**Exercise aim**
Your task is to print all of the material verbatim.

--- Start ---

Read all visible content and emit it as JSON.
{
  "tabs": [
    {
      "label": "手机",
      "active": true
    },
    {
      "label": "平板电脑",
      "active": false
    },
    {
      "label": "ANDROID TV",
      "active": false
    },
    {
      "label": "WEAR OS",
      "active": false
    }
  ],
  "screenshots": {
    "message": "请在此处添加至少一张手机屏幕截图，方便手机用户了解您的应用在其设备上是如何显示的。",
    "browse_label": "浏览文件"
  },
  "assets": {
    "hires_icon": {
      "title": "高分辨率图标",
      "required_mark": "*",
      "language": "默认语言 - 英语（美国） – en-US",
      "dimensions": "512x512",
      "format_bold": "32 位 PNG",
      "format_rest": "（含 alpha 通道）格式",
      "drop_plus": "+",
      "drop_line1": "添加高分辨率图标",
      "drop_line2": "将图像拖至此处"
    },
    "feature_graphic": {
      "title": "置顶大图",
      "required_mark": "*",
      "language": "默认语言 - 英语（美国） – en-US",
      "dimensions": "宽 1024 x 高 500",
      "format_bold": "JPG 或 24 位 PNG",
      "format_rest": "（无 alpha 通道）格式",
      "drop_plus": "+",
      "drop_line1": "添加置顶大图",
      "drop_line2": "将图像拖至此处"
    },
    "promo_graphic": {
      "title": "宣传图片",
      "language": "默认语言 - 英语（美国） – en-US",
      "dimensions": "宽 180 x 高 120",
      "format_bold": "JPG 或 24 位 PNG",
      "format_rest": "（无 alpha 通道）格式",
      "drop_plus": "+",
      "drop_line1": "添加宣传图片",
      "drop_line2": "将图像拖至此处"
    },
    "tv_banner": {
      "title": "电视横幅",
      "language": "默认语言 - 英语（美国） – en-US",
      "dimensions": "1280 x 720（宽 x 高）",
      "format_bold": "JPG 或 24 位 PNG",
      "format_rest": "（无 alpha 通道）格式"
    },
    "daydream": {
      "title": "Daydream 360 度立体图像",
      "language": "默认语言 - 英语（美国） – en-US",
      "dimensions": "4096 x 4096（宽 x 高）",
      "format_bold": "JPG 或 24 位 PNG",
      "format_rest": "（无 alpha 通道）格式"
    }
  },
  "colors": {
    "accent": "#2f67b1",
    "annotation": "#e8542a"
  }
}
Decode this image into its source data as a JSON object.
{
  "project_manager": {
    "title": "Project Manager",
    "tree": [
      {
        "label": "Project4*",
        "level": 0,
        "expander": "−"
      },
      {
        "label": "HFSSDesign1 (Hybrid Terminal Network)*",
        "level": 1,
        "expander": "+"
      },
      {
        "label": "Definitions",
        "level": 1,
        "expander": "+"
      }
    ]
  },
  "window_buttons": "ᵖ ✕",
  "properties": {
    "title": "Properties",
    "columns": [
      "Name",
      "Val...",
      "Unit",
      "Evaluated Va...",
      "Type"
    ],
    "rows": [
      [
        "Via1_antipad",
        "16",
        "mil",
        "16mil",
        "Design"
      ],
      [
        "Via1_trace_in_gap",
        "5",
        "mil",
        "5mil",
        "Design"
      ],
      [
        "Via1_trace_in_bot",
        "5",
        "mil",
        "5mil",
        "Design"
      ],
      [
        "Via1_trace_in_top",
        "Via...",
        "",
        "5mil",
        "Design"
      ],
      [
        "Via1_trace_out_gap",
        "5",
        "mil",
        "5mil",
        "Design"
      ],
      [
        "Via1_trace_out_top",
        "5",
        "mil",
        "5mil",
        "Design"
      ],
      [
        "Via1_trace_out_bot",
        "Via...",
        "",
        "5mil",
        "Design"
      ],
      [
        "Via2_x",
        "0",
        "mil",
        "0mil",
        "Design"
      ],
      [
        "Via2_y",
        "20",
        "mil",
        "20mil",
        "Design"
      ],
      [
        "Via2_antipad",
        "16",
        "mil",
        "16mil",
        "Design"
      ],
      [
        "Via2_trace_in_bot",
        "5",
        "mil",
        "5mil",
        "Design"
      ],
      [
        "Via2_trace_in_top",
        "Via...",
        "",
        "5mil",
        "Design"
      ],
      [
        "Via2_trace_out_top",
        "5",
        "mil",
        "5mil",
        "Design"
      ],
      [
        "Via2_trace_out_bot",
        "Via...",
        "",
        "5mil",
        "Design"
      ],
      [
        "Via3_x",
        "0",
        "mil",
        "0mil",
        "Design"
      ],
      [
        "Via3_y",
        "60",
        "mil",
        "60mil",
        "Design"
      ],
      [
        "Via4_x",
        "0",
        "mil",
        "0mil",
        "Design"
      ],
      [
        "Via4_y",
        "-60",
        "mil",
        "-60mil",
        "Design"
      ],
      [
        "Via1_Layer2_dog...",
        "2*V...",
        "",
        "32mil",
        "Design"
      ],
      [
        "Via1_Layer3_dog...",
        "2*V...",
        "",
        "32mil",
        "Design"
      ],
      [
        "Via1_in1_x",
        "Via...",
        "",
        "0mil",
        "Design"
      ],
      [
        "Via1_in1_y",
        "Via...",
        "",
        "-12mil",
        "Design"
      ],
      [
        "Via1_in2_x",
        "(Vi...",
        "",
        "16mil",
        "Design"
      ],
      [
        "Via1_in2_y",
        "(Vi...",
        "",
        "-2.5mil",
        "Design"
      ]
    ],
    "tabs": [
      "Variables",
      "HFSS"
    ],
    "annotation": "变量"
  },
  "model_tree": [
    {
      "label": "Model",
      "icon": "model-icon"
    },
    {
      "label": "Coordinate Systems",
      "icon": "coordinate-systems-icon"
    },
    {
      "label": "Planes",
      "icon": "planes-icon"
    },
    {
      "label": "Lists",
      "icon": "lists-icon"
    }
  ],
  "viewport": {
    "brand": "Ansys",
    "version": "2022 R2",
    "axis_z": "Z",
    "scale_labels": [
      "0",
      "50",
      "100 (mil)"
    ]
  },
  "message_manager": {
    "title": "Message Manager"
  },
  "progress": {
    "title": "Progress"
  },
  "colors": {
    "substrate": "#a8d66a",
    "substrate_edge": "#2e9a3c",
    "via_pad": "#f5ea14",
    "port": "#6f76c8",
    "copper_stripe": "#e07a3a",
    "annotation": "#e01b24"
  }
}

--- End ---

**Final result**
Read all visible content and emit it as JSON.
{
  "tabs": [
    {
      "label": "手机",
      "active": true
    },
    {
      "label": "平板电脑",
      "active": false
    },
    {
      "label": "ANDROID TV",
      "active": false
    },
    {
      "label": "WEAR OS",
      "active": false
    }
  ],
  "screenshots": {
    "message": "请在此处添加至少一张手机屏幕截图，方便手机用户了解您的应用在其设备上是如何显示的。",
    "browse_label": "浏览文件"
  },
  "assets": {
    "hires_icon": {
      "title": "高分辨率图标",
      "required_mark": "*",
      "language": "默认语言 - 英语（美国） – en-US",
      "dimensions": "512x512",
      "format_bold": "32 位 PNG",
      "format_rest": "（含 alpha 通道）格式",
      "drop_plus": "+",
      "drop_line1": "添加高分辨率图标",
      "drop_line2": "将图像拖至此处"
    },
    "feature_graphic": {
      "title": "置顶大图",
      "required_mark": "*",
      "language": "默认语言 - 英语（美国） – en-US",
      "dimensions": "宽 1024 x 高 500",
      "format_bold": "JPG 或 24 位 PNG",
      "format_rest": "（无 alpha 通道）格式",
      "drop_plus": "+",
      "drop_line1": "添加置顶大图",
      "drop_line2": "将图像拖至此处"
    },
    "promo_graphic": {
      "title": "宣传图片",
      "language": "默认语言 - 英语（美国） – en-US",
      "dimensions": "宽 180 x 高 120",
      "format_bold": "JPG 或 24 位 PNG",
      "format_rest": "（无 alpha 通道）格式",
      "drop_plus": "+",
      "drop_line1": "添加宣传图片",
      "drop_line2": "将图像拖至此处"
    },
    "tv_banner": {
      "title": "电视横幅",
      "language": "默认语言 - 英语（美国） – en-US",
      "dimensions": "1280 x 720（宽 x 高）",
      "format_bold": "JPG 或 24 位 PNG",
      "format_rest": "（无 alpha 通道）格式"
    },
    "daydream": {
      "title": "Daydream 360 度立体图像",
      "language": "默认语言 - 英语（美国） – en-US",
      "dimensions": "4096 x 4096（宽 x 高）",
      "format_bold": "JPG 或 24 位 PNG",
      "format_rest": "（无 alpha 通道）格式"
    }
  },
  "colors": {
    "accent": "#2f67b1",
    "annotation": "#e8542a"
  }
}
Decode this image into its source data as a JSON object.
{
  "project_manager": {
    "title": "Project Manager",
    "tree": [
      {
        "label": "Project4*",
        "level": 0,
        "expander": "−"
      },
      {
        "label": "HFSSDesign1 (Hybrid Terminal Network)*",
        "level": 1,
        "expander": "+"
      },
      {
        "label": "Definitions",
        "level": 1,
        "expander": "+"
      }
    ]
  },
  "window_buttons": "ᵖ ✕",
  "properties": {
    "title": "Properties",
    "columns": [
      "Name",
      "Val...",
      "Unit",
      "Evaluated Va...",
      "Type"
    ],
    "rows": [
      [
        "Via1_antipad",
        "16",
        "mil",
        "16mil",
        "Design"
      ],
      [
        "Via1_trace_in_gap",
        "5",
        "mil",
        "5mil",
        "Design"
      ],
      [
        "Via1_trace_in_bot",
        "5",
        "mil",
        "5mil",
        "Design"
      ],
      [
        "Via1_trace_in_top",
        "Via...",
        "",
        "5mil",
        "Design"
      ],
      [
        "Via1_trace_out_gap",
        "5",
        "mil",
        "5mil",
        "Design"
      ],
      [
        "Via1_trace_out_top",
        "5",
        "mil",
        "5mil",
        "Design"
      ],
      [
        "Via1_trace_out_bot",
        "Via...",
        "",
        "5mil",
        "Design"
      ],
      [
        "Via2_x",
        "0",
        "mil",
        "0mil",
        "Design"
      ],
      [
        "Via2_y",
        "20",
        "mil",
        "20mil",
        "Design"
      ],
      [
        "Via2_antipad",
        "16",
        "mil",
        "16mil",
        "Design"
      ],
      [
        "Via2_trace_in_bot",
        "5",
        "mil",
        "5mil",
        "Design"
      ],
      [
        "Via2_trace_in_top",
        "Via...",
        "",
        "5mil",
        "Design"
      ],
      [
        "Via2_trace_out_top",
        "5",
        "mil",
        "5mil",
        "Design"
      ],
      [
        "Via2_trace_out_bot",
        "Via...",
        "",
        "5mil",
        "Design"
      ],
      [
        "Via3_x",
        "0",
        "mil",
        "0mil",
        "Design"
      ],
      [
        "Via3_y",
        "60",
        "mil",
        "60mil",
        "Design"
      ],
      [
        "Via4_x",
        "0",
        "mil",
        "0mil",
        "Design"
      ],
      [
        "Via4_y",
        "-60",
        "mil",
        "-60mil",
        "Design"
      ],
      [
        "Via1_Layer2_dog...",
        "2*V...",
        "",
        "32mil",
        "Design"
      ],
      [
        "Via1_Layer3_dog...",
        "2*V...",
        "",
        "32mil",
        "Design"
      ],
      [
        "Via1_in1_x",
        "Via...",
        "",
        "0mil",
        "Design"
      ],
      [
        "Via1_in1_y",
        "Via...",
        "",
        "-12mil",
        "Design"
      ],
      [
        "Via1_in2_x",
        "(Vi...",
        "",
        "16mil",
        "Design"
      ],
      [
        "Via1_in2_y",
        "(Vi...",
        "",
        "-2.5mil",
        "Design"
      ]
    ],
    "tabs": [
      "Variables",
      "HFSS"
    ],
    "annotation": "变量"
  },
  "model_tree": [
    {
      "label": "Model",
      "icon": "model-icon"
    },
    {
      "label": "Coordinate Systems",
      "icon": "coordinate-systems-icon"
    },
    {
      "label": "Planes",
      "icon": "planes-icon"
    },
    {
      "label": "Lists",
      "icon": "lists-icon"
    }
  ],
  "viewport": {
    "brand": "Ansys",
    "version": "2022 R2",
    "axis_z": "Z",
    "scale_labels": [
      "0",
      "50",
      "100 (mil)"
    ]
  },
  "message_manager": {
    "title": "Message Manager"
  },
  "progress": {
    "title": "Progress"
  },
  "colors": {
    "substrate": "#a8d66a",
    "substrate_edge": "#2e9a3c",
    "via_pad": "#f5ea14",
    "port": "#6f76c8",
    "copper_stripe": "#e07a3a",
    "annotation": "#e01b24"
  }
}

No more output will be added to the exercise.